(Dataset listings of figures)
────────────────
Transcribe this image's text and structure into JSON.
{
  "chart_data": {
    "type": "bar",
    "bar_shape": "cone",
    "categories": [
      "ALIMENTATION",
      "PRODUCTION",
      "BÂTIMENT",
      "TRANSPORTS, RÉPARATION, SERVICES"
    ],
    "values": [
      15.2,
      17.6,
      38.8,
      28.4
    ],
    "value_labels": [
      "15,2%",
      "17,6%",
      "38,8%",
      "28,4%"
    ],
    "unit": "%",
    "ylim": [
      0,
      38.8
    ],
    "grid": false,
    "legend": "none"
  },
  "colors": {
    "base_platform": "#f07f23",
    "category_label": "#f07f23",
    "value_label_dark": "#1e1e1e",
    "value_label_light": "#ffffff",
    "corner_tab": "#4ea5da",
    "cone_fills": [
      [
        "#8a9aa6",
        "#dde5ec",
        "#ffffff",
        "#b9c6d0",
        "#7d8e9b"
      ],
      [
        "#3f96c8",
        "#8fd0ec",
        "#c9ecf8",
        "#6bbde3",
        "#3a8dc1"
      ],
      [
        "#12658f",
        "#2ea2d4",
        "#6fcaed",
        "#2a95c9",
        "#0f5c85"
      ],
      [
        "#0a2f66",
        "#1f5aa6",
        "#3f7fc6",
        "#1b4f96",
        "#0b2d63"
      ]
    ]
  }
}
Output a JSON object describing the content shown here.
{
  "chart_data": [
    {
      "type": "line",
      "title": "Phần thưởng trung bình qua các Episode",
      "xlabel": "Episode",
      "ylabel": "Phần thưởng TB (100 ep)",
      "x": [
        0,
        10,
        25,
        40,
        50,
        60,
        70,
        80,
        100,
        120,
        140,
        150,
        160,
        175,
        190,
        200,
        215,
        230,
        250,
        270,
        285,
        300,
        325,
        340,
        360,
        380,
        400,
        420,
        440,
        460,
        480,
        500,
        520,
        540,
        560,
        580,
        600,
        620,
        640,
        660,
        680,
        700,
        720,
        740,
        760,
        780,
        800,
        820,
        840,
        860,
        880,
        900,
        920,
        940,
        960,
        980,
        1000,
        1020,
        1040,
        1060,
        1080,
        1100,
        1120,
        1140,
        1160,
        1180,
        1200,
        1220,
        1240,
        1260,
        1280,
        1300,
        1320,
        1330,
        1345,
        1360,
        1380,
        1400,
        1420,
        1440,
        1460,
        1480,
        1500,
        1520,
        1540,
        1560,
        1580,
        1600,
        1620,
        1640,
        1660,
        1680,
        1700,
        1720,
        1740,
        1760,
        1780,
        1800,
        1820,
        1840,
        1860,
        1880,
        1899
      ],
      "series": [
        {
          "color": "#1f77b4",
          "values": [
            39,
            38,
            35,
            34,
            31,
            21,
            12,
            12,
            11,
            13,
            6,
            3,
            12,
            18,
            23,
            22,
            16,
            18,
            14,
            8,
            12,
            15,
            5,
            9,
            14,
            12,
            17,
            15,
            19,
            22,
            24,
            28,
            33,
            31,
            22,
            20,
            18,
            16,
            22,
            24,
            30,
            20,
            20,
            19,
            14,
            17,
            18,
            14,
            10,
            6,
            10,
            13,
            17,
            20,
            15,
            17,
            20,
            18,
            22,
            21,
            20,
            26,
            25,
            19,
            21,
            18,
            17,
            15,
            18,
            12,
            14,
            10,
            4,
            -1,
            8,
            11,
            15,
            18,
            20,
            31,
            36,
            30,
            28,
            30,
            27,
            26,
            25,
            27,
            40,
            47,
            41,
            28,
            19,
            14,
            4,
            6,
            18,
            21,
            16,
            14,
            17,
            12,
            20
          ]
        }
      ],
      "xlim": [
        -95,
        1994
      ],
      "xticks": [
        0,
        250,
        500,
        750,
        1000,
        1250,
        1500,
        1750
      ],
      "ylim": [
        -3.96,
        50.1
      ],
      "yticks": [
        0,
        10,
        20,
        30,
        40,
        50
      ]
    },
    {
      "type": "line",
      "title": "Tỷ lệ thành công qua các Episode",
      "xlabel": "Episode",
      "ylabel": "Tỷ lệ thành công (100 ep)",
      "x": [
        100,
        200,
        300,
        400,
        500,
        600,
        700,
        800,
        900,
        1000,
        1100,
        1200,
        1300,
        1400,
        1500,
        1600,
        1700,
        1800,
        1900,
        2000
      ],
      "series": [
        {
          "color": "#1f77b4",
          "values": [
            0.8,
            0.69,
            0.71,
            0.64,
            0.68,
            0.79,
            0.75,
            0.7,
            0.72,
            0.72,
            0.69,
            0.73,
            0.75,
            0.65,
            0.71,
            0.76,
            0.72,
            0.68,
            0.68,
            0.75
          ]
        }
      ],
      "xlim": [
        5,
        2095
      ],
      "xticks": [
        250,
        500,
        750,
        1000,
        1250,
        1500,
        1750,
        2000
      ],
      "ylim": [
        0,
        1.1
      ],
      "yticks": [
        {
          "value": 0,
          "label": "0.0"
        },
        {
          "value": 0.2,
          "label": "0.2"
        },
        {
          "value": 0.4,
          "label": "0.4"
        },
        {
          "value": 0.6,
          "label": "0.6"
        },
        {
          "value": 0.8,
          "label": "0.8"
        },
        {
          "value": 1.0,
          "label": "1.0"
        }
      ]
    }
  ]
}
────────────────
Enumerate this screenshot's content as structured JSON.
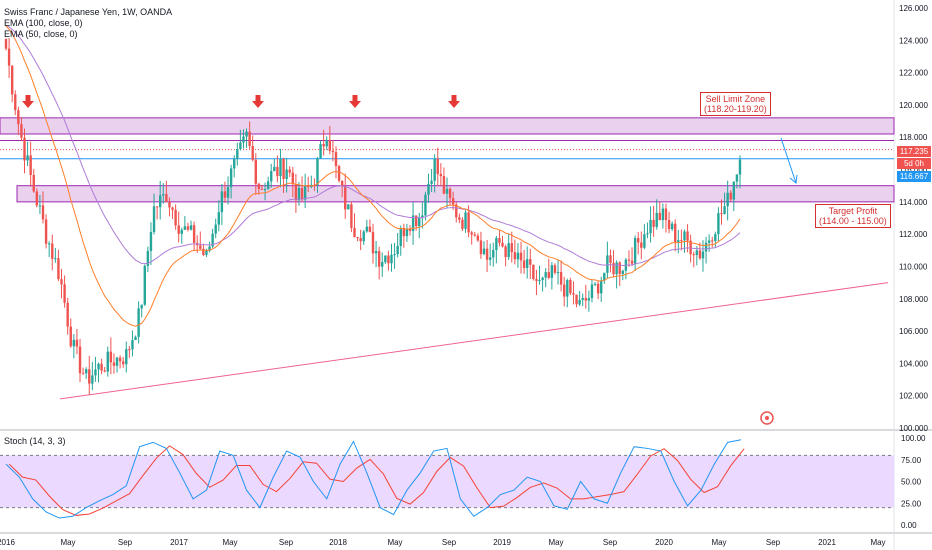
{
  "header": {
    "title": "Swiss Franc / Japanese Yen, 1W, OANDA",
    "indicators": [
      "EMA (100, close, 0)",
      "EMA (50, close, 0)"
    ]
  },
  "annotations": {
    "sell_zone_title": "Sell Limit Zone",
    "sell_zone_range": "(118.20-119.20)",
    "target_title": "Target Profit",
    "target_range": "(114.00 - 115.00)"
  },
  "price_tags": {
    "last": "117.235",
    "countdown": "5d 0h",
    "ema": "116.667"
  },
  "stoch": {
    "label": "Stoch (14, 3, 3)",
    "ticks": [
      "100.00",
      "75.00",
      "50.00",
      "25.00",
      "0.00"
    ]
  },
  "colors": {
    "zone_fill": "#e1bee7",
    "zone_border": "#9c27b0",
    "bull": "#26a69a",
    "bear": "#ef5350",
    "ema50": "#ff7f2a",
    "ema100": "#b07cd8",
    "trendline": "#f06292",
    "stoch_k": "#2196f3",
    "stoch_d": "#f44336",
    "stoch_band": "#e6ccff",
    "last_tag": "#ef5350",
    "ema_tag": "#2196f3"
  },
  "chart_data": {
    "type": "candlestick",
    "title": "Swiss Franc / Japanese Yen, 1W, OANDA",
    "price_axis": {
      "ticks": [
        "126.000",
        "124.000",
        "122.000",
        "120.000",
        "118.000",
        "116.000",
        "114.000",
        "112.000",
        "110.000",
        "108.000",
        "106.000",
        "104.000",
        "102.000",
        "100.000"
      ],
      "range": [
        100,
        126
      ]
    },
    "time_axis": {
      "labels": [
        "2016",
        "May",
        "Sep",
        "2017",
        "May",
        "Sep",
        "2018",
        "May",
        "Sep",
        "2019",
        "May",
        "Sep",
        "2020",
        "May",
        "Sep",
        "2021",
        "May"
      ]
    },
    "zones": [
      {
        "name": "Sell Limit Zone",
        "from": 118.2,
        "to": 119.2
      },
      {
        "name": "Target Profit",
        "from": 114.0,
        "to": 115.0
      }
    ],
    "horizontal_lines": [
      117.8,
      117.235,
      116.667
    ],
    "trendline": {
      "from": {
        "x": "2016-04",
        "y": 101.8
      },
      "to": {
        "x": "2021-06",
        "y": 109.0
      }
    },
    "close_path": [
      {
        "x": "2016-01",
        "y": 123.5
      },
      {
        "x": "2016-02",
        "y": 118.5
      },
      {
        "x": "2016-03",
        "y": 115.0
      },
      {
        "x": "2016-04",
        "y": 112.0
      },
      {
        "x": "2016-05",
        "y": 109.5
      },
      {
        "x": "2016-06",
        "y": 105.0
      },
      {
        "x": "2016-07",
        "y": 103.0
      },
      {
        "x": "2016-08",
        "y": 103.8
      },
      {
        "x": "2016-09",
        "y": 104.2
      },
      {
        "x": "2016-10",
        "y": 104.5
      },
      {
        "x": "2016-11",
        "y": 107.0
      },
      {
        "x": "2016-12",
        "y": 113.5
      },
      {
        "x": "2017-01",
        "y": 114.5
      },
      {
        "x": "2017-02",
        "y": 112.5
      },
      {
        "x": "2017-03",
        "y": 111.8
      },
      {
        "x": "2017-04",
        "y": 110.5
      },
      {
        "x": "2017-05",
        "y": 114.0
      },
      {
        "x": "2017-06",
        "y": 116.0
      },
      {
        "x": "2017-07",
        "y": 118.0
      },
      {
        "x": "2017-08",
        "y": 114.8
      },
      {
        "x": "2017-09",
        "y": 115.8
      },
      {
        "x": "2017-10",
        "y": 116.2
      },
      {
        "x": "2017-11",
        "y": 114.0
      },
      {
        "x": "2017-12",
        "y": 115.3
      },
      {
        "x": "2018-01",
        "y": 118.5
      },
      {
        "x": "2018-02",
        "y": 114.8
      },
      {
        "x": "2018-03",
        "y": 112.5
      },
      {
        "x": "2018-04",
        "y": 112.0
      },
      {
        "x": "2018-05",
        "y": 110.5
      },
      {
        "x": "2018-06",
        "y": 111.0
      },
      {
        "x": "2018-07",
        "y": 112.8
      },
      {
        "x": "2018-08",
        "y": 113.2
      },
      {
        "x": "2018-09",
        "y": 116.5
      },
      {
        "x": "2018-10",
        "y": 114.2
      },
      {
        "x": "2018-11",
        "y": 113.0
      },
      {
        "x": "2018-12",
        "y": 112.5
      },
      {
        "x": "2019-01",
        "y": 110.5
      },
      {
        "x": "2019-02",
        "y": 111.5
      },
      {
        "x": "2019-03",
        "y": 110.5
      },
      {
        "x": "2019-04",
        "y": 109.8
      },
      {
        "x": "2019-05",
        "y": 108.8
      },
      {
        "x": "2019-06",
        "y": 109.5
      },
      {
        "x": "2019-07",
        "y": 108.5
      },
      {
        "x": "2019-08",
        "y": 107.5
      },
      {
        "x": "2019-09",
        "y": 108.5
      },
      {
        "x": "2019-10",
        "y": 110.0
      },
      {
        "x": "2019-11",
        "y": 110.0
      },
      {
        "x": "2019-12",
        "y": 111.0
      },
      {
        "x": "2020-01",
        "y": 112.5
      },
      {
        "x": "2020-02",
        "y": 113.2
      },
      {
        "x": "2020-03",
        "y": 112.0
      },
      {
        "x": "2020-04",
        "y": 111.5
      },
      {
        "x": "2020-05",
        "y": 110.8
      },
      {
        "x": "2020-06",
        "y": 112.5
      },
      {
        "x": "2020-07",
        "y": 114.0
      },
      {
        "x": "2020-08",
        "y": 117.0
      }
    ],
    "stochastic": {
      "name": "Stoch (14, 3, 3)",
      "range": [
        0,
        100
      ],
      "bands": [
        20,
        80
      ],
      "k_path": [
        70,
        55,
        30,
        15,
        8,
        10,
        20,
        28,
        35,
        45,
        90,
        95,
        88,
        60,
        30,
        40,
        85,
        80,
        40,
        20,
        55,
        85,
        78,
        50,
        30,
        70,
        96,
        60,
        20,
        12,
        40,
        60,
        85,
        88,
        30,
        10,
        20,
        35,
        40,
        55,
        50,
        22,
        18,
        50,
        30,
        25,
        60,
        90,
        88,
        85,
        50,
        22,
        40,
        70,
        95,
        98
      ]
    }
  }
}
────────────────
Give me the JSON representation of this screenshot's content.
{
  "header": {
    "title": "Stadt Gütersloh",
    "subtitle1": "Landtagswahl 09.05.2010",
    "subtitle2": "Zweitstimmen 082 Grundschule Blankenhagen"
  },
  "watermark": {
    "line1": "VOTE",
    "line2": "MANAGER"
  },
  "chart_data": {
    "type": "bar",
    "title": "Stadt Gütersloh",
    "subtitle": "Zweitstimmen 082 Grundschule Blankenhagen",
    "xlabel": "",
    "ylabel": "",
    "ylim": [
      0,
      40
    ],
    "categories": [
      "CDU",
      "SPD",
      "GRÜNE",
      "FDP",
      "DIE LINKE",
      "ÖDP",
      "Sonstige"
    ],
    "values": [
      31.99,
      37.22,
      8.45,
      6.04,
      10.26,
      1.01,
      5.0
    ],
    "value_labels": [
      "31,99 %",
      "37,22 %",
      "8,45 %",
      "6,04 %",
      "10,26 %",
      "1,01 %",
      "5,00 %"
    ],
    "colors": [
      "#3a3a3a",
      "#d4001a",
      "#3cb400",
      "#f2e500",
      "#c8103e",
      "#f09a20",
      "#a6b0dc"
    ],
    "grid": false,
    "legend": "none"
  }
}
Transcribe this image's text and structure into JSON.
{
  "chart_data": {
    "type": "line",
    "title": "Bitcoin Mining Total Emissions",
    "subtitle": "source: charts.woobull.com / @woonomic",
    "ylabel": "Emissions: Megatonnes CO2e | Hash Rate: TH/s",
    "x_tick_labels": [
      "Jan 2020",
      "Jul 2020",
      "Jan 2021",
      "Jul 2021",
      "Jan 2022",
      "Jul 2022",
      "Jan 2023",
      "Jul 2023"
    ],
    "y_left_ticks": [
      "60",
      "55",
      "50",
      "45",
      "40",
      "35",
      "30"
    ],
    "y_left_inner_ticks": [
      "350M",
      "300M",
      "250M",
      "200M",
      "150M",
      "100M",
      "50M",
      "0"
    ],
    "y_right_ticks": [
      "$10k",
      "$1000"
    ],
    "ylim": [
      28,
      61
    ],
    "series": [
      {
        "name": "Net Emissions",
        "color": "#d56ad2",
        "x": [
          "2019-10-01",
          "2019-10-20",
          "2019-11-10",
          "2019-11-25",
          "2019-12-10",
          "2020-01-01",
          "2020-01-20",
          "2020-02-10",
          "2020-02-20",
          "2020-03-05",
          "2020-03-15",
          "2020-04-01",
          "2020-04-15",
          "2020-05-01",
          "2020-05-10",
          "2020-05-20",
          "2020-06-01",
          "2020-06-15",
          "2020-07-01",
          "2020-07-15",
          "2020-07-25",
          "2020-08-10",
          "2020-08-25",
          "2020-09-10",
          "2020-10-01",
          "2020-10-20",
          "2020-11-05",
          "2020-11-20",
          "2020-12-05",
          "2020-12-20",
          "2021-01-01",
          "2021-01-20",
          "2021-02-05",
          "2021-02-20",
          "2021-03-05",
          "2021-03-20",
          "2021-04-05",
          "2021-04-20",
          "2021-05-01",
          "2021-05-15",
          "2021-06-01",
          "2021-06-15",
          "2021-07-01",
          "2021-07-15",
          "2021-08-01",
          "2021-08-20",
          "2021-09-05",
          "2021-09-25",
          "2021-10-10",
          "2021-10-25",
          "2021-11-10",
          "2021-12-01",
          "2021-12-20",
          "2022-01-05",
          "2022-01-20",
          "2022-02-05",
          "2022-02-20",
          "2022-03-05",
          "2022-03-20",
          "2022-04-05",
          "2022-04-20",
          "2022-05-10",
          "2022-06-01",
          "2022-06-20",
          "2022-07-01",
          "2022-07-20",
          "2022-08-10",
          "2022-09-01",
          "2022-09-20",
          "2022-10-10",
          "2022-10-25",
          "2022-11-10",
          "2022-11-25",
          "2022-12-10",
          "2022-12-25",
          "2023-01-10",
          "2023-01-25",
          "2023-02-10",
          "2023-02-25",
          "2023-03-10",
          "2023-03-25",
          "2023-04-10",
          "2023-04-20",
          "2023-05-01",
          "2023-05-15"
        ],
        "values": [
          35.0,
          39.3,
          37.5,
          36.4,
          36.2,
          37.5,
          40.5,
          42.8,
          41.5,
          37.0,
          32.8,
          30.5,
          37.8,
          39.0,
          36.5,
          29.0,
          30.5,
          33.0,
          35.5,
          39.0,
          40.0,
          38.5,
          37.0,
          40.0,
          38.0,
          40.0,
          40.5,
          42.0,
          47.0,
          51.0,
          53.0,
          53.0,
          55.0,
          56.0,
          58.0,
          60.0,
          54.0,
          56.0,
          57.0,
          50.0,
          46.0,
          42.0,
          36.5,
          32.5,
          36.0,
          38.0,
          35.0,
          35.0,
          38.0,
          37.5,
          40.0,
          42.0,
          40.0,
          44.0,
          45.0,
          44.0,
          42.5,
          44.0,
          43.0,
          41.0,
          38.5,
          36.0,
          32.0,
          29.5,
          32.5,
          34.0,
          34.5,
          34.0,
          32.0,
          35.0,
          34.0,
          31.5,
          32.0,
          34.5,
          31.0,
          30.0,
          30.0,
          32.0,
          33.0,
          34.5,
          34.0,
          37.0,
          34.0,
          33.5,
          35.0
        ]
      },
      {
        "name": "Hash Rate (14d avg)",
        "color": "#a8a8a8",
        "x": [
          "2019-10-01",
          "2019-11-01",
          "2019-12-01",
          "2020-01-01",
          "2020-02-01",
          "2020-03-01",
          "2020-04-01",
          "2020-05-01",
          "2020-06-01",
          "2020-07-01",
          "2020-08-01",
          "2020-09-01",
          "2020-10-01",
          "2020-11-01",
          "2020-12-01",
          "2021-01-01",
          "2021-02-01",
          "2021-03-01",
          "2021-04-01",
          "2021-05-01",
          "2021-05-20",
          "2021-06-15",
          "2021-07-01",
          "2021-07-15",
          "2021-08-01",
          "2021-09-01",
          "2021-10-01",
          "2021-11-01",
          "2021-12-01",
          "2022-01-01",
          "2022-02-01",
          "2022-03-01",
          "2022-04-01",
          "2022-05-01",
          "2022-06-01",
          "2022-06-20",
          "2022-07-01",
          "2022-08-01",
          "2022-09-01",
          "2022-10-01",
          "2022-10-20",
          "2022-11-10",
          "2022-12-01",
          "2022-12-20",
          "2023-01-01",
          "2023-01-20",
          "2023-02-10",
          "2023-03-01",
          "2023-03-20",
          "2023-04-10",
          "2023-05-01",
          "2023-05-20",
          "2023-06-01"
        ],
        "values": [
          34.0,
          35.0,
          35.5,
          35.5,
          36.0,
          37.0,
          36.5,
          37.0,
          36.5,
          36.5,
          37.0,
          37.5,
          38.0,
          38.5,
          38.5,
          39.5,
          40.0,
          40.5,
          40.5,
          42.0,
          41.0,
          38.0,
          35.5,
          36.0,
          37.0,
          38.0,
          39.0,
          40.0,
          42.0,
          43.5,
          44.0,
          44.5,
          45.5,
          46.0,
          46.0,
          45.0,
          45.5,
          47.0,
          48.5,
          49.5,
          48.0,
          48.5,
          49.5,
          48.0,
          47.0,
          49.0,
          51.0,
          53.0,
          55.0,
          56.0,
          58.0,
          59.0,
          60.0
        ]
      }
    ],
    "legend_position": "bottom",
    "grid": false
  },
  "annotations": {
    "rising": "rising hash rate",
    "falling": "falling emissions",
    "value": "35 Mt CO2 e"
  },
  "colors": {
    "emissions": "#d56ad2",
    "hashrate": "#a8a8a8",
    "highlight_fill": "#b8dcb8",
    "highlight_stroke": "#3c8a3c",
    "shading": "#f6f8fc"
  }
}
────────────────
Which lines above hold the word "name"? Copy each of them.

== Answer in full ==
        "name": "Sell Limit Zone",
        "name": "Target Profit",
      "name": "Stoch (14, 3, 3)",
        "name": "Net Emissions",
        "name": "Hash Rate (14d avg)",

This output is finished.